Available data =>
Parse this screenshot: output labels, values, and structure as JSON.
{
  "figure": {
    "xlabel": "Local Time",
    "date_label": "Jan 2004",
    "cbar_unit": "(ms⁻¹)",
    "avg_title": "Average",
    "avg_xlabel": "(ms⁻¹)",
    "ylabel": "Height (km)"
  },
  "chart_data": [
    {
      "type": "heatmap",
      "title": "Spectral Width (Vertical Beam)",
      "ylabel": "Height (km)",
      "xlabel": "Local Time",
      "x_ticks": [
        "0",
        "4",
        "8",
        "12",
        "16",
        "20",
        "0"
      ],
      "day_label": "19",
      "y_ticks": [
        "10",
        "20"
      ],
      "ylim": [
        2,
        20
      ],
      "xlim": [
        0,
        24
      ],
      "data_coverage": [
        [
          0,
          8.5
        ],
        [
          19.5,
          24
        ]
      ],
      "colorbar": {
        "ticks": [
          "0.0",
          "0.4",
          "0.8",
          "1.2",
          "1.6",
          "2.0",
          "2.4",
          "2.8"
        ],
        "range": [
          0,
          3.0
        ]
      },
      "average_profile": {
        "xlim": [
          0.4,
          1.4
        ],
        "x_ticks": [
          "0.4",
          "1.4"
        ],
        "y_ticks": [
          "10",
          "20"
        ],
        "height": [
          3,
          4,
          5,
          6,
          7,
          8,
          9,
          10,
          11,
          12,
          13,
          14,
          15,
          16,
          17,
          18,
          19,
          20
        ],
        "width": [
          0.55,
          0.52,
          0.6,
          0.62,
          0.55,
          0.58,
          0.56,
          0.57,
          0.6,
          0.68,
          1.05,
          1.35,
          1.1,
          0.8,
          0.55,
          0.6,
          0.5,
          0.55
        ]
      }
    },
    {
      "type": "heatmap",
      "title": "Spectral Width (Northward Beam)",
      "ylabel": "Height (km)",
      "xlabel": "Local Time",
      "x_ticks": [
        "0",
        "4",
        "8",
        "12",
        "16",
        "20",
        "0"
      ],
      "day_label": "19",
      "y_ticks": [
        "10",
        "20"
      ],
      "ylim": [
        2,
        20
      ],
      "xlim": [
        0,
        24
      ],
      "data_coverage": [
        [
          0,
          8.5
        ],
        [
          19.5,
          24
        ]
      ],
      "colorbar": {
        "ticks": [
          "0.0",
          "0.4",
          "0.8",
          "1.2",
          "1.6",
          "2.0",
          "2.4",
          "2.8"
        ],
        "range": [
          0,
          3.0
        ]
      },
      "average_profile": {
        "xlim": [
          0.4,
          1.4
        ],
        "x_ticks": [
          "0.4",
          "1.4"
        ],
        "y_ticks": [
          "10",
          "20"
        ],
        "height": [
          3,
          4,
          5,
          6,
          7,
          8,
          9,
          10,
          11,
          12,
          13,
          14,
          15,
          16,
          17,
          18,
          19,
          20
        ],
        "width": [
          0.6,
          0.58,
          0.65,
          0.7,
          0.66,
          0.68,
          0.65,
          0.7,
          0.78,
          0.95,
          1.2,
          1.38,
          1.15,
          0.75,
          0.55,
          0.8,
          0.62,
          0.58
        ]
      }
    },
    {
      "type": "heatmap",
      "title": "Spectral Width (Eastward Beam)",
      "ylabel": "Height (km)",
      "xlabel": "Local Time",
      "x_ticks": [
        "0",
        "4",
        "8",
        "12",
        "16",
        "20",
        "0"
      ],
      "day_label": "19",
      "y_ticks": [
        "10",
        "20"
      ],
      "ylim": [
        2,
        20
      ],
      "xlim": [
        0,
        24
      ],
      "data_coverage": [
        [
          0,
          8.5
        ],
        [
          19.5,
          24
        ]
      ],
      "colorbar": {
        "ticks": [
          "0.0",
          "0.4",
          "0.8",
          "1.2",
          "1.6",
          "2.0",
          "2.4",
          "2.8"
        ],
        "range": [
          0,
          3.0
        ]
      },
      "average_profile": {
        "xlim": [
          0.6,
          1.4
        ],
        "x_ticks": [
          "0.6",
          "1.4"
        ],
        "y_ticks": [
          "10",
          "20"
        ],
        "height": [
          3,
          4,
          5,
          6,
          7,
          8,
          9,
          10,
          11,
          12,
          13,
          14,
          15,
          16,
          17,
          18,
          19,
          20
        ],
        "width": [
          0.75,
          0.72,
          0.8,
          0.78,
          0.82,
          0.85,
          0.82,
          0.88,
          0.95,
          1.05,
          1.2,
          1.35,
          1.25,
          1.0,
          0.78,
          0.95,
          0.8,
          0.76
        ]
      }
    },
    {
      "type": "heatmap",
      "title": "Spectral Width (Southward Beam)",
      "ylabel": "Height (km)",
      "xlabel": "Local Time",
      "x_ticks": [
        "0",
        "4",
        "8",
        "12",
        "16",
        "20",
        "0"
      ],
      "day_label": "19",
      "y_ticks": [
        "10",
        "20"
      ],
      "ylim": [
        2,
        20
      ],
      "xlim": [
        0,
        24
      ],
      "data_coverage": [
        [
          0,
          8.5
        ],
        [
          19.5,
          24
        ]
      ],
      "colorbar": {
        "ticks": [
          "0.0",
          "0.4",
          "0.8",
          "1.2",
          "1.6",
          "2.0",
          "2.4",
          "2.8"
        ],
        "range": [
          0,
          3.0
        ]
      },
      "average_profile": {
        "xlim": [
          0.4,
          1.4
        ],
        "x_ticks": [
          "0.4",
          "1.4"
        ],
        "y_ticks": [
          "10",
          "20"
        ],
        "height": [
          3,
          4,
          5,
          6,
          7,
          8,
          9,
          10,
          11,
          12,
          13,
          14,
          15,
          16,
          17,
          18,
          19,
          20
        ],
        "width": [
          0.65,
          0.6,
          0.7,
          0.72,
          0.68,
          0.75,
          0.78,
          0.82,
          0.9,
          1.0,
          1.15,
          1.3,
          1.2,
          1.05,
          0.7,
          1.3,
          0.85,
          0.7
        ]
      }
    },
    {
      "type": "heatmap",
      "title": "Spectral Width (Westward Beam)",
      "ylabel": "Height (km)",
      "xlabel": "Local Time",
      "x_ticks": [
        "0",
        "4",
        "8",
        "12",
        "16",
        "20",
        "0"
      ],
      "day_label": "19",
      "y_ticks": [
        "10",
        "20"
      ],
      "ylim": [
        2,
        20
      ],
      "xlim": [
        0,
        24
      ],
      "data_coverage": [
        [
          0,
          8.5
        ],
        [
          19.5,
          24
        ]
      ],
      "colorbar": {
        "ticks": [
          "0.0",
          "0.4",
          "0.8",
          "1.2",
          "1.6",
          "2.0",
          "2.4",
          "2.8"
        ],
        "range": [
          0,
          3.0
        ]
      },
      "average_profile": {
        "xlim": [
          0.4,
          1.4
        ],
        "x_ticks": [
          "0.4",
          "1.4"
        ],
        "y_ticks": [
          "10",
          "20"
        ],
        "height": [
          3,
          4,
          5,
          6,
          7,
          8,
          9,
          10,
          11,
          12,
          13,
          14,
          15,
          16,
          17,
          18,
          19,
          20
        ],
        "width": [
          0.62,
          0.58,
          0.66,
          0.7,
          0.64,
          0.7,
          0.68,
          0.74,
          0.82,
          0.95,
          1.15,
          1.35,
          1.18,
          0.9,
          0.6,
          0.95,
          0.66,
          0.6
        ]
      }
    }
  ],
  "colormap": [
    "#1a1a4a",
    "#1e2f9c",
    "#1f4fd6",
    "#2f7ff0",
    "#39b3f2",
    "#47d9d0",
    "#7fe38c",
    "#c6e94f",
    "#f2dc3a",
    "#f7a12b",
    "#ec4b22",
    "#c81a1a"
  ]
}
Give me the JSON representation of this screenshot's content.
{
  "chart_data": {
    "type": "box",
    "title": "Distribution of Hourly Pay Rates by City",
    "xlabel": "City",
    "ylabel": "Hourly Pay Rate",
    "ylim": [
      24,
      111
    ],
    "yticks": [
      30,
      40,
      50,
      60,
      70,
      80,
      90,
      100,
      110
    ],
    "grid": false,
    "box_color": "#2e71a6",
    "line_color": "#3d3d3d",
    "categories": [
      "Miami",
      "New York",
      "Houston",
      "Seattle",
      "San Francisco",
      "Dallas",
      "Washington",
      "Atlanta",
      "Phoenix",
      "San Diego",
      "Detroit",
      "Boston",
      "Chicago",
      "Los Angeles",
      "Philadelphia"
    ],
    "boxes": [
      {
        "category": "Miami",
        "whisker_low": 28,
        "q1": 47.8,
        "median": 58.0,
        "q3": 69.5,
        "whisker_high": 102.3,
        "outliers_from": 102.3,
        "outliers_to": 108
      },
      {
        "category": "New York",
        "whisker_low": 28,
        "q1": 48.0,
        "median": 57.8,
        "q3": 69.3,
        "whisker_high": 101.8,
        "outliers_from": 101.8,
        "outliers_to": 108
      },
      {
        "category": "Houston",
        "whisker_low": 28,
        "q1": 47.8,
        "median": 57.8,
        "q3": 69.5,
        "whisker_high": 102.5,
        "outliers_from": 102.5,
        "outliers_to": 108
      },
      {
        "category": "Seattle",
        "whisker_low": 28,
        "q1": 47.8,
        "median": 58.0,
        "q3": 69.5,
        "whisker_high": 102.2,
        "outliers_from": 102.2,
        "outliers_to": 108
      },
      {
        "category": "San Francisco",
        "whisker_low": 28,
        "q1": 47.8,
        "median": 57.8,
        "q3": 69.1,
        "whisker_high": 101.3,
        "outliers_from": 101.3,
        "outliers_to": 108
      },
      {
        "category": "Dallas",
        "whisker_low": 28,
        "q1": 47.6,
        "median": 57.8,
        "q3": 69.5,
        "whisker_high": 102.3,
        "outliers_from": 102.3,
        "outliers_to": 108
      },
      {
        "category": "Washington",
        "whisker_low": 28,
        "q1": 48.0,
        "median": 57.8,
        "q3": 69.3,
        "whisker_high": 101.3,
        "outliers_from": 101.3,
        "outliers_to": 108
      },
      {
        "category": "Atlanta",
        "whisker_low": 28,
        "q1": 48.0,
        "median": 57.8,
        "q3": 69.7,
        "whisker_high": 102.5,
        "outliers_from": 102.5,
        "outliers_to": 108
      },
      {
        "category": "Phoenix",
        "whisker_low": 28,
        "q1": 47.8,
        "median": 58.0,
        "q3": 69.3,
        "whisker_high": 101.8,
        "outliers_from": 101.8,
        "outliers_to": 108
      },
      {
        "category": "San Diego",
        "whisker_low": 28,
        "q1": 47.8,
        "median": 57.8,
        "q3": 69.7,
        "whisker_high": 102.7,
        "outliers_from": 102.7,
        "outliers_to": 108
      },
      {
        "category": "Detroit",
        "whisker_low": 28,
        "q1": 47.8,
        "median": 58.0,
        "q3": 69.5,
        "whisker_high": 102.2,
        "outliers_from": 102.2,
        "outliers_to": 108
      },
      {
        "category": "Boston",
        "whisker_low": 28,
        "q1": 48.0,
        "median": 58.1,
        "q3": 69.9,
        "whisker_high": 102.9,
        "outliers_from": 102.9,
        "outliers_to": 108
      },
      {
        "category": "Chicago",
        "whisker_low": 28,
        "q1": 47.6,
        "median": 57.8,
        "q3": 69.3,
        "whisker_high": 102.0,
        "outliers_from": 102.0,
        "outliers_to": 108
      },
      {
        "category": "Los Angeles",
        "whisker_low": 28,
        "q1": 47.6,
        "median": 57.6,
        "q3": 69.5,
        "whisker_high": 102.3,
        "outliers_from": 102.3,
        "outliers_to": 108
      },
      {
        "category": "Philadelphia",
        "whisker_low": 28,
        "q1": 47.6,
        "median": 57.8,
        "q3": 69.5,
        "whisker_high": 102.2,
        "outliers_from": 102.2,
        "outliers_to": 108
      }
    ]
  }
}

What to do =>
Find every line holding the word "this"; give their count and nothing else.

Task solution =>
2